# start of Data entries
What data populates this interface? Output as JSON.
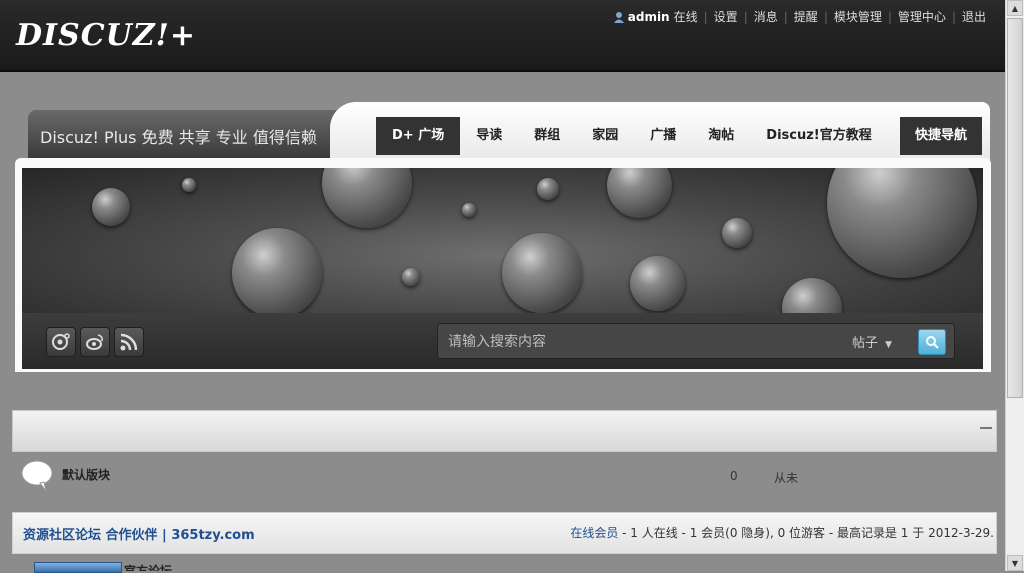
{
  "logo": "DISCUZ!+",
  "user": {
    "name": "admin",
    "status": "在线",
    "links": [
      "设置",
      "消息",
      "提醒",
      "模块管理",
      "管理中心",
      "退出"
    ]
  },
  "header": {
    "slogan": "Discuz! Plus 免费 共享 专业 值得信赖",
    "nav": [
      "D+ 广场",
      "导读",
      "群组",
      "家园",
      "广播",
      "淘帖",
      "Discuz!官方教程"
    ],
    "active_nav": "D+ 广场",
    "quick_nav": "快捷导航"
  },
  "search": {
    "placeholder": "请输入搜索内容",
    "type": "帖子"
  },
  "forum": {
    "name": "默认版块",
    "count": "0",
    "last_post": "从未"
  },
  "partners": {
    "title": "资源社区论坛 合作伙伴 | 365tzy.com",
    "online_label": "在线会员",
    "online_text": " - 1 人在线 - 1 会员(0 隐身), 0 位游客 - 最高记录是 1 于 2012-3-29."
  },
  "official": {
    "name": "官方论坛"
  },
  "colors": {
    "accent": "#1e4f92",
    "topbar": "#1a1a1a",
    "search_button": "#4fb0d9"
  },
  "icons": [
    "user-icon",
    "qq-icon",
    "weibo-icon",
    "rss-icon",
    "search-icon",
    "chevron-down-icon",
    "speech-bubble-icon"
  ]
}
# end of Data entries
-- Your goal --
Return the entries unchanged, save for the pictures, which do not belong in the copy.

-- Worked solution --
What data populates this interface? Output as JSON.
{
  "logo": "DISCUZ!+",
  "user": {
    "name": "admin",
    "status": "在线",
    "links": [
      "设置",
      "消息",
      "提醒",
      "模块管理",
      "管理中心",
      "退出"
    ]
  },
  "header": {
    "slogan": "Discuz! Plus 免费 共享 专业 值得信赖",
    "nav": [
      "D+ 广场",
      "导读",
      "群组",
      "家园",
      "广播",
      "淘帖",
      "Discuz!官方教程"
    ],
    "active_nav": "D+ 广场",
    "quick_nav": "快捷导航"
  },
  "search": {
    "placeholder": "请输入搜索内容",
    "type": "帖子"
  },
  "forum": {
    "name": "默认版块",
    "count": "0",
    "last_post": "从未"
  },
  "partners": {
    "title": "资源社区论坛 合作伙伴 | 365tzy.com",
    "online_label": "在线会员",
    "online_text": " - 1 人在线 - 1 会员(0 隐身), 0 位游客 - 最高记录是 1 于 2012-3-29."
  },
  "official": {
    "name": "官方论坛"
  },
  "colors": {
    "accent": "#1e4f92",
    "topbar": "#1a1a1a",
    "search_button": "#4fb0d9"
  },
  "icons": [
    "user-icon",
    "qq-icon",
    "weibo-icon",
    "rss-icon",
    "search-icon",
    "chevron-down-icon",
    "speech-bubble-icon"
  ]
}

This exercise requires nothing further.